[Start]

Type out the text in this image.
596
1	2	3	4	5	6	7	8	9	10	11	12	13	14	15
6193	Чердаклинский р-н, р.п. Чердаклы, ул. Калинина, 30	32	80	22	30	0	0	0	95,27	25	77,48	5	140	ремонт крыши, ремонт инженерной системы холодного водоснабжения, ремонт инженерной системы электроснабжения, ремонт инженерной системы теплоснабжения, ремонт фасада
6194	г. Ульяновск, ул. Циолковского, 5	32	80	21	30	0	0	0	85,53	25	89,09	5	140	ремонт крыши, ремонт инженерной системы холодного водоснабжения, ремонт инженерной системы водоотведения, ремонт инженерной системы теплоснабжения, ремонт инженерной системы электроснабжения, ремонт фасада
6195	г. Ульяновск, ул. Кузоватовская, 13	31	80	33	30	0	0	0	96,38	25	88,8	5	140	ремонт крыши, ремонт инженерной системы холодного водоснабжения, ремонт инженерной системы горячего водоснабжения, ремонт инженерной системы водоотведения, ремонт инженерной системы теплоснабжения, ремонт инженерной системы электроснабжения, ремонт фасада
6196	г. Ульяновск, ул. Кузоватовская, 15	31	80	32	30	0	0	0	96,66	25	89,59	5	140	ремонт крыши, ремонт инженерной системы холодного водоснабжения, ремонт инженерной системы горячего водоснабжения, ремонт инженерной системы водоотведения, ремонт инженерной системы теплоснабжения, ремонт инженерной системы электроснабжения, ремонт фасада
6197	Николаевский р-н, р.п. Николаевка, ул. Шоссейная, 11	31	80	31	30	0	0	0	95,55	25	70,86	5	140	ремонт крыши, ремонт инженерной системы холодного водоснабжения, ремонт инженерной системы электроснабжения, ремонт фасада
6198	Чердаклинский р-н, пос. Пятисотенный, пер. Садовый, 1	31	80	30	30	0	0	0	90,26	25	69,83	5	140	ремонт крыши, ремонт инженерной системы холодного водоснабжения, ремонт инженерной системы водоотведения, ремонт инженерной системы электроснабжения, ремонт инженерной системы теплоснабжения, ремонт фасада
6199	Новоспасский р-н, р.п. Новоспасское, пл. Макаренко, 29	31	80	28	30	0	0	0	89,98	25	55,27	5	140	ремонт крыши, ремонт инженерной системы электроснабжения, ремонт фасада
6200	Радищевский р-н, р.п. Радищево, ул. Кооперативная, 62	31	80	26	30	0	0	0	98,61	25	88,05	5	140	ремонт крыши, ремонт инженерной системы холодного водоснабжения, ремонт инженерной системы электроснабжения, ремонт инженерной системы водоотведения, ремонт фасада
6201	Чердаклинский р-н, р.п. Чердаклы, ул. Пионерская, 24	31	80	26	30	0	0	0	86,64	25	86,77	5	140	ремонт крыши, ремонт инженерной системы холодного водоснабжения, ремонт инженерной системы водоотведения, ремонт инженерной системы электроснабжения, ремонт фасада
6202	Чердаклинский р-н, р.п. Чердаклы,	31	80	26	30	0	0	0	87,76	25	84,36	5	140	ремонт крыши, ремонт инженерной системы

[End]

◆ Work instructions: Using the data above, return each line exactly as written.

◆ Written response:
Type out the text in this image.
596
1	2	3	4	5	6	7	8	9	10	11	12	13	14	15
6193	Чердаклинский р-н, р.п. Чердаклы, ул. Калинина, 30	32	80	22	30	0	0	0	95,27	25	77,48	5	140	ремонт крыши, ремонт инженерной системы холодного водоснабжения, ремонт инженерной системы электроснабжения, ремонт инженерной системы теплоснабжения, ремонт фасада
6194	г. Ульяновск, ул. Циолковского, 5	32	80	21	30	0	0	0	85,53	25	89,09	5	140	ремонт крыши, ремонт инженерной системы холодного водоснабжения, ремонт инженерной системы водоотведения, ремонт инженерной системы теплоснабжения, ремонт инженерной системы электроснабжения, ремонт фасада
6195	г. Ульяновск, ул. Кузоватовская, 13	31	80	33	30	0	0	0	96,38	25	88,8	5	140	ремонт крыши, ремонт инженерной системы холодного водоснабжения, ремонт инженерной системы горячего водоснабжения, ремонт инженерной системы водоотведения, ремонт инженерной системы теплоснабжения, ремонт инженерной системы электроснабжения, ремонт фасада
6196	г. Ульяновск, ул. Кузоватовская, 15	31	80	32	30	0	0	0	96,66	25	89,59	5	140	ремонт крыши, ремонт инженерной системы холодного водоснабжения, ремонт инженерной системы горячего водоснабжения, ремонт инженерной системы водоотведения, ремонт инженерной системы теплоснабжения, ремонт инженерной системы электроснабжения, ремонт фасада
6197	Николаевский р-н, р.п. Николаевка, ул. Шоссейная, 11	31	80	31	30	0	0	0	95,55	25	70,86	5	140	ремонт крыши, ремонт инженерной системы холодного водоснабжения, ремонт инженерной системы электроснабжения, ремонт фасада
6198	Чердаклинский р-н, пос. Пятисотенный, пер. Садовый, 1	31	80	30	30	0	0	0	90,26	25	69,83	5	140	ремонт крыши, ремонт инженерной системы холодного водоснабжения, ремонт инженерной системы водоотведения, ремонт инженерной системы электроснабжения, ремонт инженерной системы теплоснабжения, ремонт фасада
6199	Новоспасский р-н, р.п. Новоспасское, пл. Макаренко, 29	31	80	28	30	0	0	0	89,98	25	55,27	5	140	ремонт крыши, ремонт инженерной системы электроснабжения, ремонт фасада
6200	Радищевский р-н, р.п. Радищево, ул. Кооперативная, 62	31	80	26	30	0	0	0	98,61	25	88,05	5	140	ремонт крыши, ремонт инженерной системы холодного водоснабжения, ремонт инженерной системы электроснабжения, ремонт инженерной системы водоотведения, ремонт фасада
6201	Чердаклинский р-н, р.п. Чердаклы, ул. Пионерская, 24	31	80	26	30	0	0	0	86,64	25	86,77	5	140	ремонт крыши, ремонт инженерной системы холодного водоснабжения, ремонт инженерной системы водоотведения, ремонт инженерной системы электроснабжения, ремонт фасада
6202	Чердаклинский р-н, р.п. Чердаклы,	31	80	26	30	0	0	0	87,76	25	84,36	5	140	ремонт крыши, ремонт инженерной системы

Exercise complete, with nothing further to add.